>> BEGIN Source material
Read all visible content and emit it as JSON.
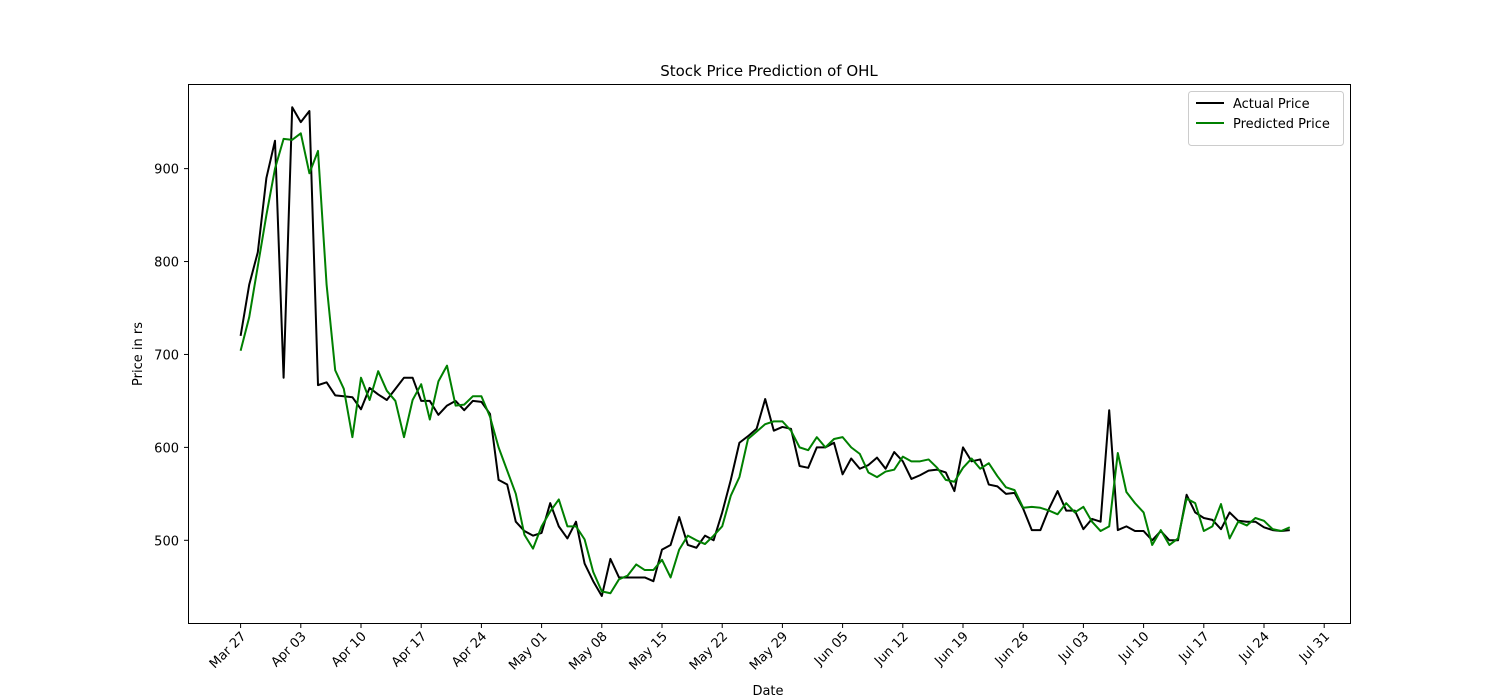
{
  "chart_data": {
    "type": "line",
    "title": "Stock Price Prediction of OHL",
    "xlabel": "Date",
    "ylabel": "Price in rs",
    "x_range": [
      "2023-03-21",
      "2023-08-03"
    ],
    "ylim": [
      411,
      990
    ],
    "grid": false,
    "legend_position": "top-right",
    "x_ticks": [
      {
        "label": "Mar 27",
        "date": "2023-03-27"
      },
      {
        "label": "Apr 03",
        "date": "2023-04-03"
      },
      {
        "label": "Apr 10",
        "date": "2023-04-10"
      },
      {
        "label": "Apr 17",
        "date": "2023-04-17"
      },
      {
        "label": "Apr 24",
        "date": "2023-04-24"
      },
      {
        "label": "May 01",
        "date": "2023-05-01"
      },
      {
        "label": "May 08",
        "date": "2023-05-08"
      },
      {
        "label": "May 15",
        "date": "2023-05-15"
      },
      {
        "label": "May 22",
        "date": "2023-05-22"
      },
      {
        "label": "May 29",
        "date": "2023-05-29"
      },
      {
        "label": "Jun 05",
        "date": "2023-06-05"
      },
      {
        "label": "Jun 12",
        "date": "2023-06-12"
      },
      {
        "label": "Jun 19",
        "date": "2023-06-19"
      },
      {
        "label": "Jun 26",
        "date": "2023-06-26"
      },
      {
        "label": "Jul 03",
        "date": "2023-07-03"
      },
      {
        "label": "Jul 10",
        "date": "2023-07-10"
      },
      {
        "label": "Jul 17",
        "date": "2023-07-17"
      },
      {
        "label": "Jul 24",
        "date": "2023-07-24"
      },
      {
        "label": "Jul 31",
        "date": "2023-07-31"
      }
    ],
    "y_ticks": [
      500,
      600,
      700,
      800,
      900
    ],
    "series": [
      {
        "name": "Actual Price",
        "color": "#000000",
        "points": [
          [
            "2023-03-27",
            720
          ],
          [
            "2023-03-28",
            775
          ],
          [
            "2023-03-29",
            810
          ],
          [
            "2023-03-30",
            890
          ],
          [
            "2023-03-31",
            930
          ],
          [
            "2023-04-01",
            675
          ],
          [
            "2023-04-02",
            966
          ],
          [
            "2023-04-03",
            950
          ],
          [
            "2023-04-04",
            962
          ],
          [
            "2023-04-05",
            667
          ],
          [
            "2023-04-06",
            670
          ],
          [
            "2023-04-07",
            656
          ],
          [
            "2023-04-08",
            655
          ],
          [
            "2023-04-09",
            654
          ],
          [
            "2023-04-10",
            641
          ],
          [
            "2023-04-11",
            664
          ],
          [
            "2023-04-12",
            657
          ],
          [
            "2023-04-13",
            651
          ],
          [
            "2023-04-14",
            663
          ],
          [
            "2023-04-15",
            675
          ],
          [
            "2023-04-16",
            675
          ],
          [
            "2023-04-17",
            650
          ],
          [
            "2023-04-18",
            650
          ],
          [
            "2023-04-19",
            635
          ],
          [
            "2023-04-20",
            645
          ],
          [
            "2023-04-21",
            650
          ],
          [
            "2023-04-22",
            640
          ],
          [
            "2023-04-23",
            650
          ],
          [
            "2023-04-24",
            649
          ],
          [
            "2023-04-25",
            636
          ],
          [
            "2023-04-26",
            565
          ],
          [
            "2023-04-27",
            560
          ],
          [
            "2023-04-28",
            520
          ],
          [
            "2023-04-29",
            510
          ],
          [
            "2023-04-30",
            505
          ],
          [
            "2023-05-01",
            508
          ],
          [
            "2023-05-02",
            540
          ],
          [
            "2023-05-03",
            515
          ],
          [
            "2023-05-04",
            502
          ],
          [
            "2023-05-05",
            520
          ],
          [
            "2023-05-06",
            475
          ],
          [
            "2023-05-07",
            456
          ],
          [
            "2023-05-08",
            440
          ],
          [
            "2023-05-09",
            480
          ],
          [
            "2023-05-10",
            460
          ],
          [
            "2023-05-11",
            460
          ],
          [
            "2023-05-12",
            460
          ],
          [
            "2023-05-13",
            460
          ],
          [
            "2023-05-14",
            456
          ],
          [
            "2023-05-15",
            490
          ],
          [
            "2023-05-16",
            495
          ],
          [
            "2023-05-17",
            525
          ],
          [
            "2023-05-18",
            495
          ],
          [
            "2023-05-19",
            492
          ],
          [
            "2023-05-20",
            505
          ],
          [
            "2023-05-21",
            500
          ],
          [
            "2023-05-22",
            530
          ],
          [
            "2023-05-23",
            565
          ],
          [
            "2023-05-24",
            605
          ],
          [
            "2023-05-25",
            612
          ],
          [
            "2023-05-26",
            620
          ],
          [
            "2023-05-27",
            652
          ],
          [
            "2023-05-28",
            618
          ],
          [
            "2023-05-29",
            622
          ],
          [
            "2023-05-30",
            620
          ],
          [
            "2023-05-31",
            580
          ],
          [
            "2023-06-01",
            578
          ],
          [
            "2023-06-02",
            600
          ],
          [
            "2023-06-03",
            600
          ],
          [
            "2023-06-04",
            605
          ],
          [
            "2023-06-05",
            571
          ],
          [
            "2023-06-06",
            588
          ],
          [
            "2023-06-07",
            577
          ],
          [
            "2023-06-08",
            581
          ],
          [
            "2023-06-09",
            589
          ],
          [
            "2023-06-10",
            577
          ],
          [
            "2023-06-11",
            595
          ],
          [
            "2023-06-12",
            585
          ],
          [
            "2023-06-13",
            566
          ],
          [
            "2023-06-14",
            570
          ],
          [
            "2023-06-15",
            575
          ],
          [
            "2023-06-16",
            576
          ],
          [
            "2023-06-17",
            573
          ],
          [
            "2023-06-18",
            553
          ],
          [
            "2023-06-19",
            600
          ],
          [
            "2023-06-20",
            585
          ],
          [
            "2023-06-21",
            587
          ],
          [
            "2023-06-22",
            560
          ],
          [
            "2023-06-23",
            558
          ],
          [
            "2023-06-24",
            550
          ],
          [
            "2023-06-25",
            551
          ],
          [
            "2023-06-26",
            534
          ],
          [
            "2023-06-27",
            511
          ],
          [
            "2023-06-28",
            511
          ],
          [
            "2023-06-29",
            534
          ],
          [
            "2023-06-30",
            553
          ],
          [
            "2023-07-01",
            532
          ],
          [
            "2023-07-02",
            532
          ],
          [
            "2023-07-03",
            512
          ],
          [
            "2023-07-04",
            523
          ],
          [
            "2023-07-05",
            520
          ],
          [
            "2023-07-06",
            640
          ],
          [
            "2023-07-07",
            511
          ],
          [
            "2023-07-08",
            515
          ],
          [
            "2023-07-09",
            510
          ],
          [
            "2023-07-10",
            510
          ],
          [
            "2023-07-11",
            500
          ],
          [
            "2023-07-12",
            510
          ],
          [
            "2023-07-13",
            500
          ],
          [
            "2023-07-14",
            500
          ],
          [
            "2023-07-15",
            549
          ],
          [
            "2023-07-16",
            530
          ],
          [
            "2023-07-17",
            524
          ],
          [
            "2023-07-18",
            522
          ],
          [
            "2023-07-19",
            512
          ],
          [
            "2023-07-20",
            530
          ],
          [
            "2023-07-21",
            521
          ],
          [
            "2023-07-22",
            520
          ],
          [
            "2023-07-23",
            520
          ],
          [
            "2023-07-24",
            514
          ],
          [
            "2023-07-25",
            511
          ],
          [
            "2023-07-26",
            510
          ],
          [
            "2023-07-27",
            511
          ]
        ]
      },
      {
        "name": "Predicted Price",
        "color": "#008000",
        "points": [
          [
            "2023-03-27",
            704
          ],
          [
            "2023-03-28",
            740
          ],
          [
            "2023-03-29",
            795
          ],
          [
            "2023-03-30",
            850
          ],
          [
            "2023-03-31",
            900
          ],
          [
            "2023-04-01",
            932
          ],
          [
            "2023-04-02",
            931
          ],
          [
            "2023-04-03",
            938
          ],
          [
            "2023-04-04",
            895
          ],
          [
            "2023-04-05",
            919
          ],
          [
            "2023-04-06",
            775
          ],
          [
            "2023-04-07",
            683
          ],
          [
            "2023-04-08",
            663
          ],
          [
            "2023-04-09",
            611
          ],
          [
            "2023-04-10",
            675
          ],
          [
            "2023-04-11",
            651
          ],
          [
            "2023-04-12",
            682
          ],
          [
            "2023-04-13",
            661
          ],
          [
            "2023-04-14",
            650
          ],
          [
            "2023-04-15",
            611
          ],
          [
            "2023-04-16",
            651
          ],
          [
            "2023-04-17",
            668
          ],
          [
            "2023-04-18",
            630
          ],
          [
            "2023-04-19",
            671
          ],
          [
            "2023-04-20",
            688
          ],
          [
            "2023-04-21",
            645
          ],
          [
            "2023-04-22",
            646
          ],
          [
            "2023-04-23",
            655
          ],
          [
            "2023-04-24",
            655
          ],
          [
            "2023-04-25",
            633
          ],
          [
            "2023-04-26",
            600
          ],
          [
            "2023-04-27",
            575
          ],
          [
            "2023-04-28",
            550
          ],
          [
            "2023-04-29",
            506
          ],
          [
            "2023-04-30",
            491
          ],
          [
            "2023-05-01",
            515
          ],
          [
            "2023-05-02",
            531
          ],
          [
            "2023-05-03",
            544
          ],
          [
            "2023-05-04",
            515
          ],
          [
            "2023-05-05",
            515
          ],
          [
            "2023-05-06",
            501
          ],
          [
            "2023-05-07",
            466
          ],
          [
            "2023-05-08",
            445
          ],
          [
            "2023-05-09",
            443
          ],
          [
            "2023-05-10",
            458
          ],
          [
            "2023-05-11",
            462
          ],
          [
            "2023-05-12",
            474
          ],
          [
            "2023-05-13",
            468
          ],
          [
            "2023-05-14",
            468
          ],
          [
            "2023-05-15",
            479
          ],
          [
            "2023-05-16",
            460
          ],
          [
            "2023-05-17",
            490
          ],
          [
            "2023-05-18",
            505
          ],
          [
            "2023-05-19",
            500
          ],
          [
            "2023-05-20",
            496
          ],
          [
            "2023-05-21",
            505
          ],
          [
            "2023-05-22",
            515
          ],
          [
            "2023-05-23",
            548
          ],
          [
            "2023-05-24",
            568
          ],
          [
            "2023-05-25",
            609
          ],
          [
            "2023-05-26",
            617
          ],
          [
            "2023-05-27",
            625
          ],
          [
            "2023-05-28",
            628
          ],
          [
            "2023-05-29",
            628
          ],
          [
            "2023-05-30",
            618
          ],
          [
            "2023-05-31",
            600
          ],
          [
            "2023-06-01",
            597
          ],
          [
            "2023-06-02",
            611
          ],
          [
            "2023-06-03",
            600
          ],
          [
            "2023-06-04",
            609
          ],
          [
            "2023-06-05",
            611
          ],
          [
            "2023-06-06",
            600
          ],
          [
            "2023-06-07",
            593
          ],
          [
            "2023-06-08",
            573
          ],
          [
            "2023-06-09",
            568
          ],
          [
            "2023-06-10",
            574
          ],
          [
            "2023-06-11",
            576
          ],
          [
            "2023-06-12",
            590
          ],
          [
            "2023-06-13",
            585
          ],
          [
            "2023-06-14",
            585
          ],
          [
            "2023-06-15",
            587
          ],
          [
            "2023-06-16",
            578
          ],
          [
            "2023-06-17",
            565
          ],
          [
            "2023-06-18",
            563
          ],
          [
            "2023-06-19",
            578
          ],
          [
            "2023-06-20",
            588
          ],
          [
            "2023-06-21",
            577
          ],
          [
            "2023-06-22",
            583
          ],
          [
            "2023-06-23",
            569
          ],
          [
            "2023-06-24",
            557
          ],
          [
            "2023-06-25",
            554
          ],
          [
            "2023-06-26",
            535
          ],
          [
            "2023-06-27",
            536
          ],
          [
            "2023-06-28",
            535
          ],
          [
            "2023-06-29",
            532
          ],
          [
            "2023-06-30",
            528
          ],
          [
            "2023-07-01",
            540
          ],
          [
            "2023-07-02",
            530
          ],
          [
            "2023-07-03",
            536
          ],
          [
            "2023-07-04",
            520
          ],
          [
            "2023-07-05",
            510
          ],
          [
            "2023-07-06",
            515
          ],
          [
            "2023-07-07",
            594
          ],
          [
            "2023-07-08",
            552
          ],
          [
            "2023-07-09",
            540
          ],
          [
            "2023-07-10",
            530
          ],
          [
            "2023-07-11",
            495
          ],
          [
            "2023-07-12",
            511
          ],
          [
            "2023-07-13",
            495
          ],
          [
            "2023-07-14",
            502
          ],
          [
            "2023-07-15",
            545
          ],
          [
            "2023-07-16",
            540
          ],
          [
            "2023-07-17",
            510
          ],
          [
            "2023-07-18",
            515
          ],
          [
            "2023-07-19",
            539
          ],
          [
            "2023-07-20",
            502
          ],
          [
            "2023-07-21",
            520
          ],
          [
            "2023-07-22",
            516
          ],
          [
            "2023-07-23",
            524
          ],
          [
            "2023-07-24",
            521
          ],
          [
            "2023-07-25",
            512
          ],
          [
            "2023-07-26",
            510
          ],
          [
            "2023-07-27",
            514
          ]
        ]
      }
    ]
  }
}
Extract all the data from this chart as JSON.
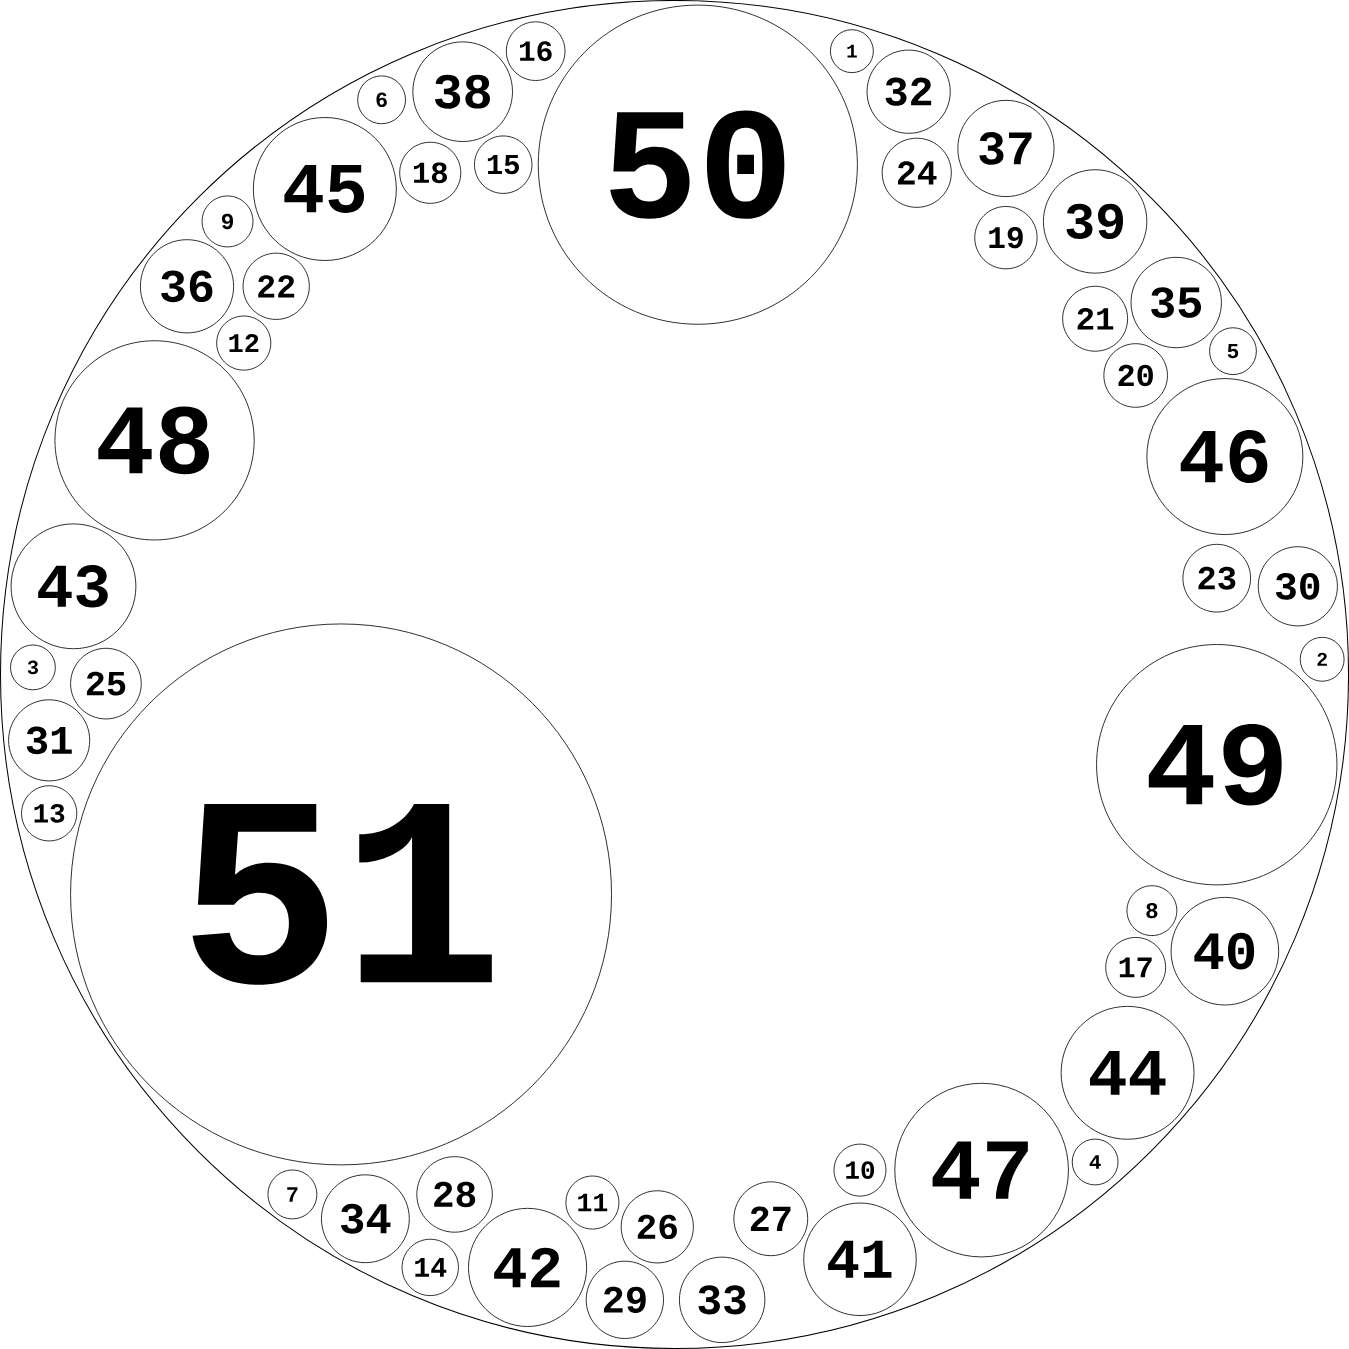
{
  "chart_data": {
    "type": "other",
    "categories": [
      "1",
      "2",
      "3",
      "4",
      "5",
      "6",
      "7",
      "8",
      "9",
      "10",
      "11",
      "12",
      "13",
      "14",
      "15",
      "16",
      "17",
      "18",
      "19",
      "20",
      "21",
      "22",
      "23",
      "24",
      "25",
      "26",
      "27",
      "28",
      "29",
      "30",
      "31",
      "32",
      "33",
      "34",
      "35",
      "36",
      "37",
      "38",
      "39",
      "40",
      "41",
      "42",
      "43",
      "44",
      "45",
      "46",
      "47",
      "48",
      "49",
      "50",
      "51"
    ],
    "values": [
      1,
      2,
      3,
      4,
      5,
      6,
      7,
      8,
      9,
      10,
      11,
      12,
      13,
      14,
      15,
      16,
      17,
      18,
      19,
      20,
      21,
      22,
      23,
      24,
      25,
      26,
      27,
      28,
      29,
      30,
      31,
      32,
      33,
      34,
      35,
      36,
      37,
      38,
      39,
      40,
      41,
      42,
      43,
      44,
      45,
      46,
      47,
      48,
      49,
      50,
      51
    ],
    "data_labels": true
  }
}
>> END Source material
Write down every line of the data above that includes the string "JSON".

- _Written reply_:
Read all visible content and emit it as JSON.
Extract all the data from this chart as JSON.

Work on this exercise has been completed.